What HAPPENED to you baby bear?!
He used to be so different?? I mean at least he’s happier with who he is now than he was then? But also why was he so angry at the world in the first place? Why was he like that?
How far do those memory problems go??? I imagine he probably remembers most of his past otherwise I feel like there’d be more of an issue? Are his parents alive, family, hobbies, inner life? I mean he obviously knows he’s Philippino but like, how much does Rutherford know about himself other than loving his friends and loving engineering? What else does he do/like other than his job and vibing with them?
A high up Starfleet admiral doing a cover up?! Voiced by Fred Tastascoire (who is also SHAXS 👀)
THEN there was the point in the fake alien trial episode?! Where he kept blacking in and out due to “system updates” and the commanding officers who were with him at the time were Shaxs and Billups?! He’s close with both of them and Shaxs and Billups are pretty close so like AAA???

> _Prompt 1_
In the records, copy the lines from the first line through the line containing "- tweet-4[interactable]: あおちゃんぺ", replacing "tweet-text" with "post-text" and changing nothing else.
The post about Rutherford and the records are unrelated to each other.

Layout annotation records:

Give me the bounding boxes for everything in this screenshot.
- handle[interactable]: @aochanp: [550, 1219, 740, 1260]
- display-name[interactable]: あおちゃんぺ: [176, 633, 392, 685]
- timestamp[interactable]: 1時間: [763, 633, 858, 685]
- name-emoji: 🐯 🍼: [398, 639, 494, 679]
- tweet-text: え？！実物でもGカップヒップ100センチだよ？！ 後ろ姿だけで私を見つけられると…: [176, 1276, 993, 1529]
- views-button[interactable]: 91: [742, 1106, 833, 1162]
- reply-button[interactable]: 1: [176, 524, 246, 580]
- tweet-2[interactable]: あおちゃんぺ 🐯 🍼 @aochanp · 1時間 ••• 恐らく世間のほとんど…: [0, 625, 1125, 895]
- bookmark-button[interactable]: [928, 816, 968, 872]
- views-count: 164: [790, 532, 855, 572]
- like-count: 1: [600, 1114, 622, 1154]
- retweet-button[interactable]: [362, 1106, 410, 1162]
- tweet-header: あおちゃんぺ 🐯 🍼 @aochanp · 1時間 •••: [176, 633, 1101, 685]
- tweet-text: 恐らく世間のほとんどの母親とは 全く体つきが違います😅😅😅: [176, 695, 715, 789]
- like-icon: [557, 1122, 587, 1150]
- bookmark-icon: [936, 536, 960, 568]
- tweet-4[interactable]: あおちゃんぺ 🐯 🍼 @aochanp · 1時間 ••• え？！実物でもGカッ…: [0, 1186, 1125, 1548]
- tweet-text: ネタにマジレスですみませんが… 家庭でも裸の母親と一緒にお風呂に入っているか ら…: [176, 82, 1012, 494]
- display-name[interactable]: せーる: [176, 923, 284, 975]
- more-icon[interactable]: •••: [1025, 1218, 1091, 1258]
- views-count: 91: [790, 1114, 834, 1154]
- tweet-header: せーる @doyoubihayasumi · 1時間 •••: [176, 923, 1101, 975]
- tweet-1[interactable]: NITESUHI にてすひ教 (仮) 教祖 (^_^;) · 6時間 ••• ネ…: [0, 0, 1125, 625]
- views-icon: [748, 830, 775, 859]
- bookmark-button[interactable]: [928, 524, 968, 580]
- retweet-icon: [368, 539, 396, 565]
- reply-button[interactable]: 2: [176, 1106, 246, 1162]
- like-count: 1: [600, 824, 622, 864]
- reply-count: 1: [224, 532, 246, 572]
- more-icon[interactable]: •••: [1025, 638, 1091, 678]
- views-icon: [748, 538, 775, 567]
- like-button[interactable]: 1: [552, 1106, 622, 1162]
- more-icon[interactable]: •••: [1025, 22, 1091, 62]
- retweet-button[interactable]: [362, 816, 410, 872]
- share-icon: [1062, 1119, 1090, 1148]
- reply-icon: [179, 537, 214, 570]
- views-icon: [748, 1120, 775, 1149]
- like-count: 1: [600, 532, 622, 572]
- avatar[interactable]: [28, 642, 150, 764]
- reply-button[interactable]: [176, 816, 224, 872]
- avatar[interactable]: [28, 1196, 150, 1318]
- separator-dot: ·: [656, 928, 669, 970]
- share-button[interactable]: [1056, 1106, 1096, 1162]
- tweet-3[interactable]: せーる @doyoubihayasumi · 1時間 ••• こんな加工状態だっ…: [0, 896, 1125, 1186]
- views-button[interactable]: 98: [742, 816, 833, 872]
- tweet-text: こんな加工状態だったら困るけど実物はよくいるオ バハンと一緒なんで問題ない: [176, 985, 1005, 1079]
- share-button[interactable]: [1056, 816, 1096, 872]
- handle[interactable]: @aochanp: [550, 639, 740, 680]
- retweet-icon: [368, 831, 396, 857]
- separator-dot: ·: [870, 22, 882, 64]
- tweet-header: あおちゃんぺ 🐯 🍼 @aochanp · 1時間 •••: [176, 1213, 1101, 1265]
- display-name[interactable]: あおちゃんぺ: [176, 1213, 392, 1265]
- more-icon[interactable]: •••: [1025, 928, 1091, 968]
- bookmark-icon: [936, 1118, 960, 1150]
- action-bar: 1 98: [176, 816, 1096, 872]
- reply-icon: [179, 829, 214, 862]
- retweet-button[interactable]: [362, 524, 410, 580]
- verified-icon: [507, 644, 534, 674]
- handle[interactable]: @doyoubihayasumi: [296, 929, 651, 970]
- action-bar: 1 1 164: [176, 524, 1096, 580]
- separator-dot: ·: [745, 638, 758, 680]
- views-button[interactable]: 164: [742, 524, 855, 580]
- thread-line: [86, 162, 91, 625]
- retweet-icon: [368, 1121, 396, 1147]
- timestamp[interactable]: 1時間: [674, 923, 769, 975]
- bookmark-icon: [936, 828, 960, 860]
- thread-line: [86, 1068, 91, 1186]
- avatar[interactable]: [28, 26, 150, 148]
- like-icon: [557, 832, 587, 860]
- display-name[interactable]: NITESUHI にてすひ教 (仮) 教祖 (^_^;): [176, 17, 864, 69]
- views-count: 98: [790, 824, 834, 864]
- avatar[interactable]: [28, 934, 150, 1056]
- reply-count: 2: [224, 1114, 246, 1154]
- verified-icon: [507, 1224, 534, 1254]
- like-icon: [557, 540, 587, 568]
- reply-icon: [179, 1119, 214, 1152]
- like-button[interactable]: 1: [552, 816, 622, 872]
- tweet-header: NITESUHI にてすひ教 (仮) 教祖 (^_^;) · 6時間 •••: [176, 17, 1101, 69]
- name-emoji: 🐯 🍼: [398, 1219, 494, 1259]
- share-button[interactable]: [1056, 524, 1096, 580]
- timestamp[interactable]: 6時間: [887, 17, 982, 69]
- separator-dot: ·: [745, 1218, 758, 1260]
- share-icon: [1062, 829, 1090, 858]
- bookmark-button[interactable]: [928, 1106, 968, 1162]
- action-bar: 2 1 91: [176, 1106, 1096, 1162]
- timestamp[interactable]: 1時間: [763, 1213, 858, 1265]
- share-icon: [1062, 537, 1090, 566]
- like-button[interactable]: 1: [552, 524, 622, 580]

> _Prompt 2_
According to the post about Rutherford, why does the writer imagine that Rutherford probably remembers most of his past?

> _Final answer 1_
Give me the bounding boxes for everything in this screenshot.
- handle[interactable]: @aochanp: [550, 1219, 740, 1260]
- display-name[interactable]: あおちゃんぺ: [176, 633, 392, 685]
- timestamp[interactable]: 1時間: [763, 633, 858, 685]
- name-emoji: 🐯 🍼: [398, 639, 494, 679]
- post-text: え？！実物でもGカップヒップ100センチだよ？！ 後ろ姿だけで私を見つけられると…: [176, 1276, 993, 1529]
- views-button[interactable]: 91: [742, 1106, 833, 1162]
- reply-button[interactable]: 1: [176, 524, 246, 580]
- tweet-2[interactable]: あおちゃんぺ 🐯 🍼 @aochanp · 1時間 ••• 恐らく世間のほとんど…: [0, 625, 1125, 895]
- bookmark-button[interactable]: [928, 816, 968, 872]
- views-count: 164: [790, 532, 855, 572]
- like-count: 1: [600, 1114, 622, 1154]
- retweet-button[interactable]: [362, 1106, 410, 1162]
- tweet-header: あおちゃんぺ 🐯 🍼 @aochanp · 1時間 •••: [176, 633, 1101, 685]
- post-text: 恐らく世間のほとんどの母親とは 全く体つきが違います😅😅😅: [176, 695, 715, 789]
- like-icon: [557, 1122, 587, 1150]
- bookmark-icon: [936, 536, 960, 568]
- tweet-4[interactable]: あおちゃんぺ 🐯 🍼 @aochanp · 1時間 ••• え？！実物でもGカッ…: [0, 1186, 1125, 1548]

> _Final answer 2_
The writer assumes that Rutherford retains most of his past because, if he did not, there would seem to be more of an issue.